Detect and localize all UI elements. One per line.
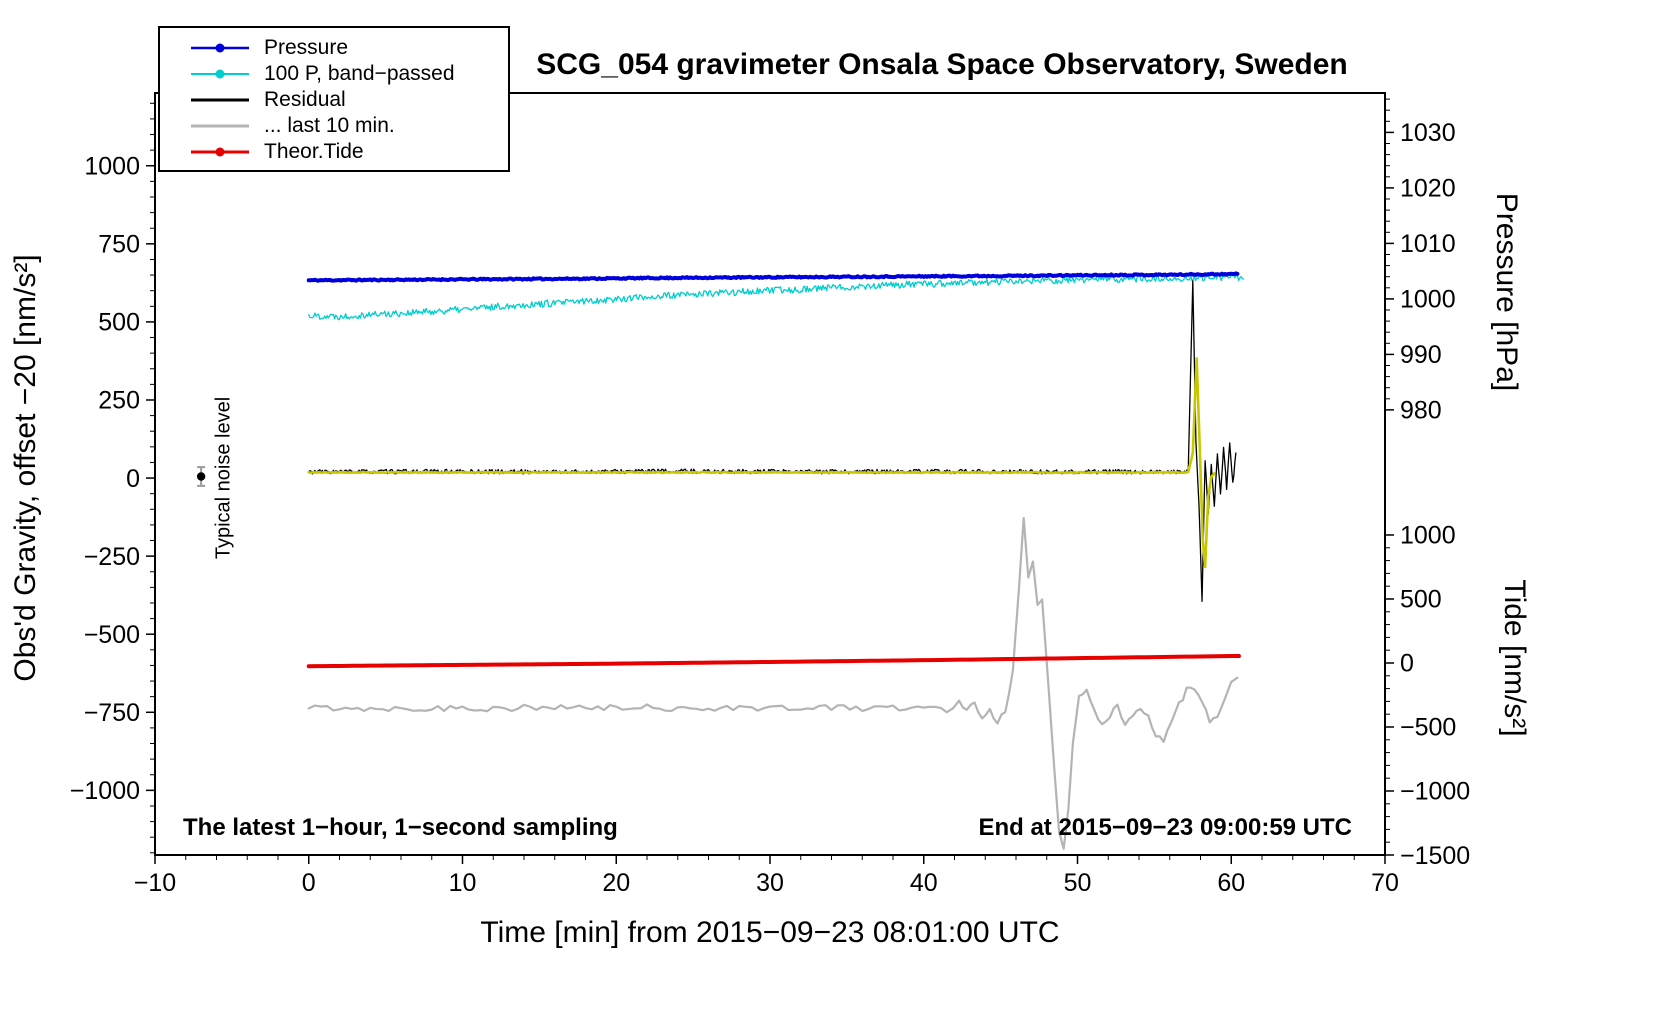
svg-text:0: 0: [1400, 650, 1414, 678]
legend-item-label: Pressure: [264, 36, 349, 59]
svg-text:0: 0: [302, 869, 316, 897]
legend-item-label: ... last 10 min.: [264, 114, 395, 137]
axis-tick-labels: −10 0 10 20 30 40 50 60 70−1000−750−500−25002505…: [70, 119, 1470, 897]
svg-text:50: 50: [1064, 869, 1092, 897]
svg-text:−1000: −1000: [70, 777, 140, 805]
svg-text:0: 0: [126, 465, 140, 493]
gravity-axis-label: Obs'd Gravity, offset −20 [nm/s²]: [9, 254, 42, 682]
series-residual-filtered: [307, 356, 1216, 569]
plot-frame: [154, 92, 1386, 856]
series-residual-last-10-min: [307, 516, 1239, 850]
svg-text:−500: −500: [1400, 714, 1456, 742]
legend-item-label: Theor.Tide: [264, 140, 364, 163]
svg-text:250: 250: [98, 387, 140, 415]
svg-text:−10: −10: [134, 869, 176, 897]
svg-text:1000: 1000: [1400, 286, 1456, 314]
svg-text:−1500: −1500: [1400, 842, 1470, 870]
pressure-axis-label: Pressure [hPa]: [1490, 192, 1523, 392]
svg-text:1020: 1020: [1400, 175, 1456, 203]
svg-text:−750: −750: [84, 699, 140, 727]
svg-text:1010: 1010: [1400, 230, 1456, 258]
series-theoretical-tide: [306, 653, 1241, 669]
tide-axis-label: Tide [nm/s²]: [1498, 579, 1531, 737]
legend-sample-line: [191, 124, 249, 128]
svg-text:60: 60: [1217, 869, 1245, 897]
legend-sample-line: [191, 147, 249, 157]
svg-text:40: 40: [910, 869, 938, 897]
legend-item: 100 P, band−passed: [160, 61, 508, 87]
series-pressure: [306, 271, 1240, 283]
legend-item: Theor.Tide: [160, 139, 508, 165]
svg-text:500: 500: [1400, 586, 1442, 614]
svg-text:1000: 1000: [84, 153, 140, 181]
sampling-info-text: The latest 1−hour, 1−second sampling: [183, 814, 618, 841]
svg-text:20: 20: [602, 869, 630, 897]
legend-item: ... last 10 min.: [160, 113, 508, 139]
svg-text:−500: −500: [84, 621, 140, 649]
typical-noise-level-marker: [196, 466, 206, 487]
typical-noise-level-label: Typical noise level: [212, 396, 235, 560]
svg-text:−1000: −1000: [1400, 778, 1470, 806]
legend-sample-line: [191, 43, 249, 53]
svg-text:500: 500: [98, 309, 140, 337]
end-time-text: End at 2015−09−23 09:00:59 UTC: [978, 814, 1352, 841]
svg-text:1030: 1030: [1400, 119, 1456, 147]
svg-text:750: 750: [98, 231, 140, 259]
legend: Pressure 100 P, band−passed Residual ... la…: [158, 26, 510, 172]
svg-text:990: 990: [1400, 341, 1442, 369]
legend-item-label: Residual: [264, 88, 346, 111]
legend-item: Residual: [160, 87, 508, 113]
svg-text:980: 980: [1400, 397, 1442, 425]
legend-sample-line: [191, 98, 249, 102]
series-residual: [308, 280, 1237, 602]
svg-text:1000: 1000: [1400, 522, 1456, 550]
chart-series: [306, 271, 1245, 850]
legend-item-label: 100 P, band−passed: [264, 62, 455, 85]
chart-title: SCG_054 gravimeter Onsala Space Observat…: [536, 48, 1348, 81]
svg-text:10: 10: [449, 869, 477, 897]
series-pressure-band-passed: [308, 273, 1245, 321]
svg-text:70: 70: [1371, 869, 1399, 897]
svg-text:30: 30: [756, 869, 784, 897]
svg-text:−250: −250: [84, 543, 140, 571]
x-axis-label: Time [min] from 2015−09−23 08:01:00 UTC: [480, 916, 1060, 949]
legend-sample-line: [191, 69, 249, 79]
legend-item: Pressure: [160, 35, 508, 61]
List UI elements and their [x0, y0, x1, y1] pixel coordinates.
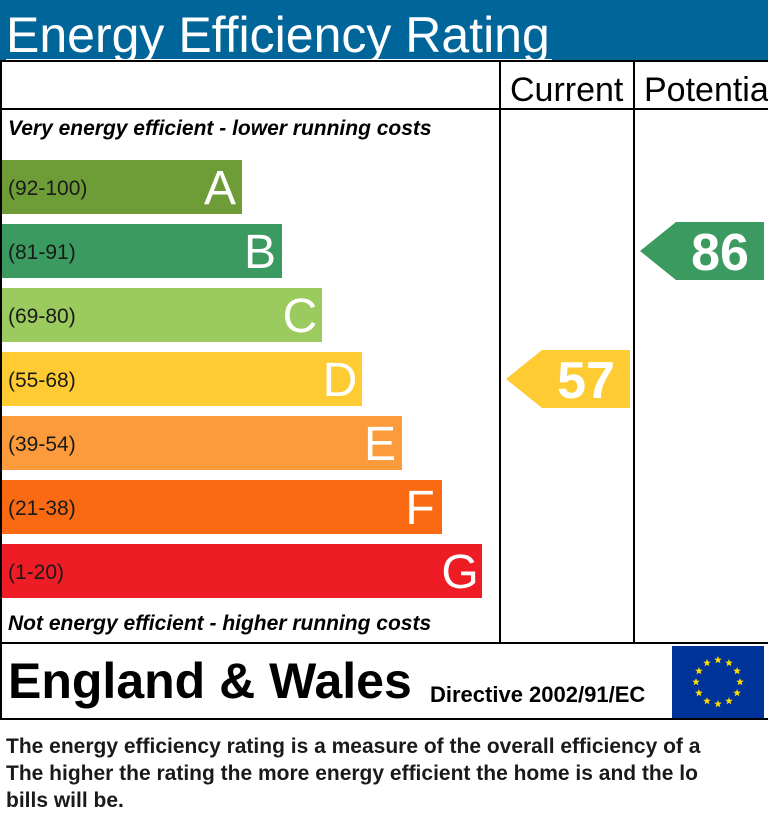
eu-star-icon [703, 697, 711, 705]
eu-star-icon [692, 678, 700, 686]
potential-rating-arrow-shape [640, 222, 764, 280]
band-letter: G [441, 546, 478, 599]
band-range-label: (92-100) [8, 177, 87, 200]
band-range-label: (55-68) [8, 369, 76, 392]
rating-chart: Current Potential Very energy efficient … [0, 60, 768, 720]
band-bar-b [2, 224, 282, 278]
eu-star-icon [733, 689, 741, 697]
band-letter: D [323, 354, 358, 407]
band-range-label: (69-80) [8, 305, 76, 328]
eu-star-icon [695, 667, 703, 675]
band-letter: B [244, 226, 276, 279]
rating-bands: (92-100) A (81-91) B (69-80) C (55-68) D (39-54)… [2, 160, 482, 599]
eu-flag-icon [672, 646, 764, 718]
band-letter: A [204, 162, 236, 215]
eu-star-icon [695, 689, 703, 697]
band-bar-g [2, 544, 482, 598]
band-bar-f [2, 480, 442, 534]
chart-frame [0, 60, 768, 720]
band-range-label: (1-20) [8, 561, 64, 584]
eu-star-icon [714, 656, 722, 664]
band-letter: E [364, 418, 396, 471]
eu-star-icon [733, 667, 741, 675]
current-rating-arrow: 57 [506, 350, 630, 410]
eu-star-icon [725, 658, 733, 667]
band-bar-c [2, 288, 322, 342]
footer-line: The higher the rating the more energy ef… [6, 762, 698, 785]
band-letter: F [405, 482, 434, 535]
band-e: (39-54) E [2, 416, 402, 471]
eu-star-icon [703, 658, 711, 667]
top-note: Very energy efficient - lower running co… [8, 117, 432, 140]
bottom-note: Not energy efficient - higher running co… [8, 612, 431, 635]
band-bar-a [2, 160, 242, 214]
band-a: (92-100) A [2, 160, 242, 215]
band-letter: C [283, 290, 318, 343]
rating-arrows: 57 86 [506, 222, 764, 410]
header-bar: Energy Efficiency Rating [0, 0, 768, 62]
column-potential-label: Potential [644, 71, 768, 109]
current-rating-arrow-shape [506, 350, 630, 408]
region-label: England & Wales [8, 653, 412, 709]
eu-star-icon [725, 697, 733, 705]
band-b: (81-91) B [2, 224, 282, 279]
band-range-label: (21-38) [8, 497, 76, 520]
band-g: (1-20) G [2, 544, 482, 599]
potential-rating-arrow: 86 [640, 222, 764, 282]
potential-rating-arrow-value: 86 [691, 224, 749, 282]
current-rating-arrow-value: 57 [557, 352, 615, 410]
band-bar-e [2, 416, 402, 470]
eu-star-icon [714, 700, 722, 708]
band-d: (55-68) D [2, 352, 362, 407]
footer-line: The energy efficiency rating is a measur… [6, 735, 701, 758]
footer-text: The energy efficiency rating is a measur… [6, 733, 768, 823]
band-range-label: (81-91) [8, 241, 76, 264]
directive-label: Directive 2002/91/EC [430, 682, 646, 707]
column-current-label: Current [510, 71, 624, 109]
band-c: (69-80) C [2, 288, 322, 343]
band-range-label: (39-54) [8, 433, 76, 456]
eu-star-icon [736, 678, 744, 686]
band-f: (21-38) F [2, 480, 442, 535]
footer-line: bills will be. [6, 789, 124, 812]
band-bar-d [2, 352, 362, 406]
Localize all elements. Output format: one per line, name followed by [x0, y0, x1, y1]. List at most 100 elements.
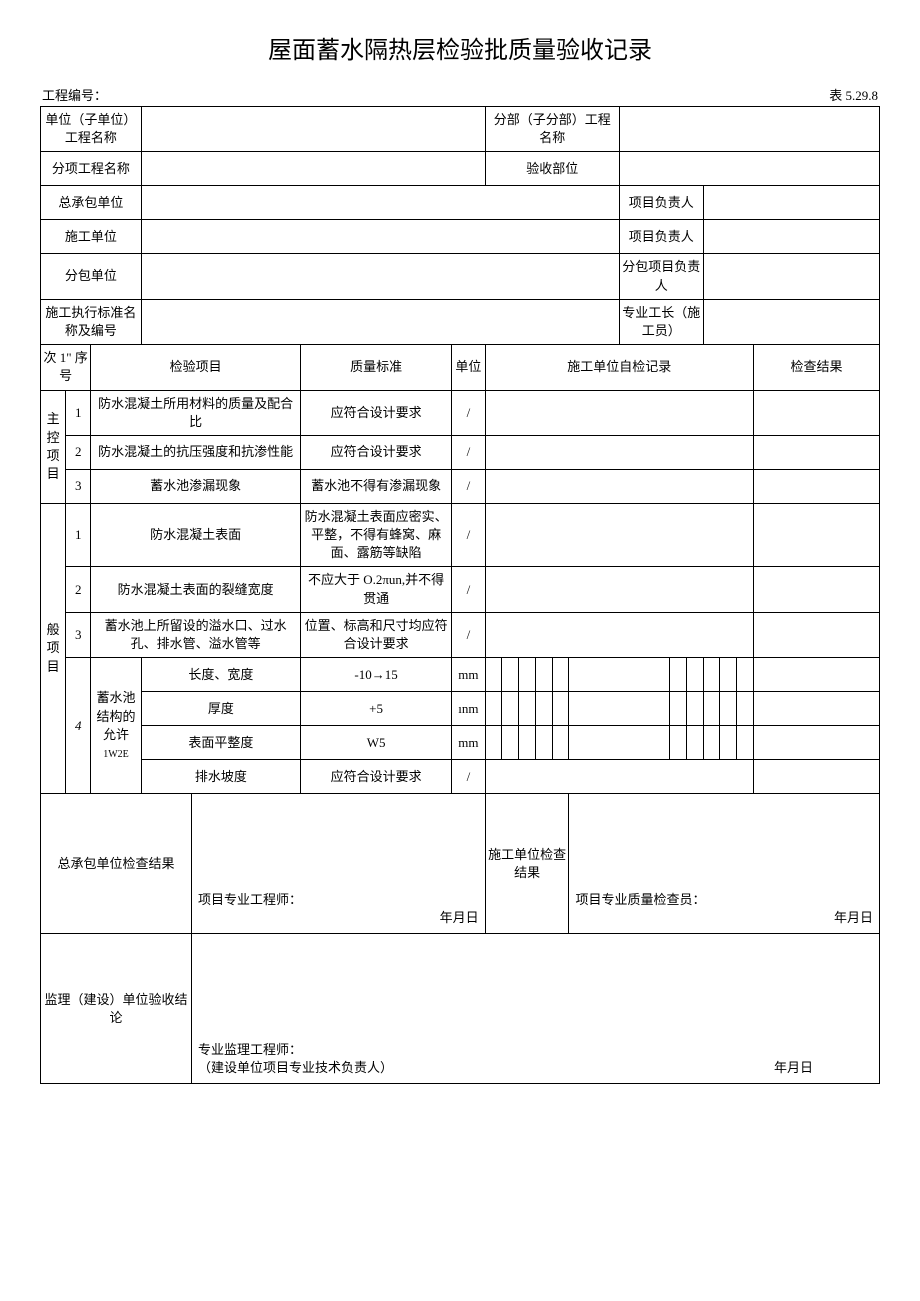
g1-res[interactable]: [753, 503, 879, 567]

_What needs to be done_: Extract every line of the material above verbatim, in its original order, leaving out the pictures.

_Result of this exercise_:
Detect and localize all UI elements. One per line.
svg-text:0: 0: [1400, 650, 1414, 678]
legend-item-label: Pressure: [264, 36, 349, 59]
svg-text:0: 0: [302, 869, 316, 897]
legend-item-label: ... last 10 min.: [264, 114, 395, 137]
axis-tick-labels: −10 0 10 20 30 40 50 60 70−1000−750−500−25002505…: [70, 119, 1470, 897]
svg-text:50: 50: [1064, 869, 1092, 897]
svg-text:−1000: −1000: [70, 777, 140, 805]
svg-text:0: 0: [126, 465, 140, 493]
gravity-axis-label: Obs'd Gravity, offset −20 [nm/s²]: [9, 254, 42, 682]
series-residual-filtered: [307, 356, 1216, 569]
plot-frame: [154, 92, 1386, 856]
series-residual-last-10-min: [307, 516, 1239, 850]
svg-text:−500: −500: [1400, 714, 1456, 742]
legend-item-label: Theor.Tide: [264, 140, 364, 163]
svg-text:250: 250: [98, 387, 140, 415]
svg-text:−10: −10: [134, 869, 176, 897]
svg-text:1000: 1000: [1400, 286, 1456, 314]
svg-text:−1500: −1500: [1400, 842, 1470, 870]
pressure-axis-label: Pressure [hPa]: [1490, 192, 1523, 392]
svg-text:1020: 1020: [1400, 175, 1456, 203]
svg-text:−750: −750: [84, 699, 140, 727]
svg-text:1010: 1010: [1400, 230, 1456, 258]
series-theoretical-tide: [306, 653, 1241, 669]
tide-axis-label: Tide [nm/s²]: [1498, 579, 1531, 737]
legend-sample-line: [191, 124, 249, 128]
svg-text:60: 60: [1217, 869, 1245, 897]
legend-sample-line: [191, 147, 249, 157]
svg-text:40: 40: [910, 869, 938, 897]
legend-item: 100 P, band−passed: [160, 61, 508, 87]
series-pressure: [306, 271, 1240, 283]
legend-item: Theor.Tide: [160, 139, 508, 165]
svg-text:500: 500: [1400, 586, 1442, 614]
svg-text:1000: 1000: [84, 153, 140, 181]
sampling-info-text: The latest 1−hour, 1−second sampling: [183, 814, 618, 841]
svg-text:20: 20: [602, 869, 630, 897]
legend-item: ... last 10 min.: [160, 113, 508, 139]
svg-text:−500: −500: [84, 621, 140, 649]
typical-noise-level-marker: [196, 466, 206, 487]
typical-noise-level-label: Typical noise level: [212, 396, 235, 560]
svg-text:−1000: −1000: [1400, 778, 1470, 806]
legend-sample-line: [191, 43, 249, 53]
svg-text:500: 500: [98, 309, 140, 337]
end-time-text: End at 2015−09−23 09:00:59 UTC: [978, 814, 1352, 841]
svg-text:1030: 1030: [1400, 119, 1456, 147]
svg-text:750: 750: [98, 231, 140, 259]
legend: Pressure 100 P, band−passed Residual ... la…: [158, 26, 510, 172]
svg-text:990: 990: [1400, 341, 1442, 369]
legend-item-label: Residual: [264, 88, 346, 111]
legend-item: Residual: [160, 87, 508, 113]
svg-text:980: 980: [1400, 397, 1442, 425]
legend-sample-line: [191, 98, 249, 102]
series-residual: [308, 280, 1237, 602]
svg-text:1000: 1000: [1400, 522, 1456, 550]
chart-series: [306, 271, 1245, 850]
legend-item-label: 100 P, band−passed: [264, 62, 455, 85]
chart-title: SCG_054 gravimeter Onsala Space Observat…: [536, 48, 1348, 81]
svg-text:10: 10: [449, 869, 477, 897]
series-pressure-band-passed: [308, 273, 1245, 321]
svg-text:70: 70: [1371, 869, 1399, 897]
svg-text:30: 30: [756, 869, 784, 897]
svg-text:−250: −250: [84, 543, 140, 571]
x-axis-label: Time [min] from 2015−09−23 08:01:00 UTC: [480, 916, 1060, 949]
legend-sample-line: [191, 69, 249, 79]
legend-item: Pressure: [160, 35, 508, 61]
List UI elements and their [x0, y0, x1, y1] pixel coordinates.
eu-star-icon [703, 697, 711, 705]
eu-star-icon [692, 678, 700, 686]
potential-rating-arrow-shape [640, 222, 764, 280]
band-letter: G [441, 546, 478, 599]
band-range-label: (92-100) [8, 177, 87, 200]
band-range-label: (55-68) [8, 369, 76, 392]
rating-chart: Current Potential Very energy efficient … [0, 60, 768, 720]
band-bar-b [2, 224, 282, 278]
eu-star-icon [733, 689, 741, 697]
band-letter: D [323, 354, 358, 407]
band-range-label: (69-80) [8, 305, 76, 328]
eu-star-icon [695, 667, 703, 675]
band-letter: B [244, 226, 276, 279]
rating-bands: (92-100) A (81-91) B (69-80) C (55-68) D (39-54)… [2, 160, 482, 599]
eu-flag-icon [672, 646, 764, 718]
band-letter: A [204, 162, 236, 215]
eu-star-icon [695, 689, 703, 697]
band-bar-g [2, 544, 482, 598]
band-bar-f [2, 480, 442, 534]
chart-frame [0, 60, 768, 720]
band-range-label: (1-20) [8, 561, 64, 584]
eu-star-icon [714, 656, 722, 664]
band-letter: E [364, 418, 396, 471]
eu-star-icon [733, 667, 741, 675]
current-rating-arrow: 57 [506, 350, 630, 410]
eu-star-icon [725, 658, 733, 667]
band-bar-c [2, 288, 322, 342]
footer-line: The higher the rating the more energy ef… [6, 762, 698, 785]
band-letter: F [405, 482, 434, 535]
band-e: (39-54) E [2, 416, 402, 471]
eu-star-icon [703, 658, 711, 667]
top-note: Very energy efficient - lower running co… [8, 117, 432, 140]
bottom-note: Not energy efficient - higher running co… [8, 612, 431, 635]
band-bar-a [2, 160, 242, 214]
band-a: (92-100) A [2, 160, 242, 215]
band-letter: C [283, 290, 318, 343]
rating-arrows: 57 86 [506, 222, 764, 410]
header-bar: Energy Efficiency Rating [0, 0, 768, 62]
column-potential-label: Potential [644, 71, 768, 109]
current-rating-arrow-shape [506, 350, 630, 408]
region-label: England & Wales [8, 653, 412, 709]
eu-star-icon [725, 697, 733, 705]
band-b: (81-91) B [2, 224, 282, 279]
band-range-label: (21-38) [8, 497, 76, 520]
band-g: (1-20) G [2, 544, 482, 599]
potential-rating-arrow: 86 [640, 222, 764, 282]
potential-rating-arrow-value: 86 [691, 224, 749, 282]
current-rating-arrow-value: 57 [557, 352, 615, 410]
band-bar-e [2, 416, 402, 470]
eu-star-icon [714, 700, 722, 708]
band-d: (55-68) D [2, 352, 362, 407]
footer-line: The energy efficiency rating is a measur… [6, 735, 701, 758]
footer-text: The energy efficiency rating is a measur… [6, 733, 768, 823]
band-range-label: (81-91) [8, 241, 76, 264]
directive-label: Directive 2002/91/EC [430, 682, 646, 707]
column-current-label: Current [510, 71, 624, 109]
band-c: (69-80) C [2, 288, 322, 343]
band-range-label: (39-54) [8, 433, 76, 456]
eu-star-icon [736, 678, 744, 686]
band-f: (21-38) F [2, 480, 442, 535]
footer-line: bills will be. [6, 789, 124, 812]
band-bar-d [2, 352, 362, 406]
Localize all elements. Output format: one per line, name followed by [x0, y0, x1, y1]. List at most 100 elements.
g1-res[interactable]: [753, 503, 879, 567]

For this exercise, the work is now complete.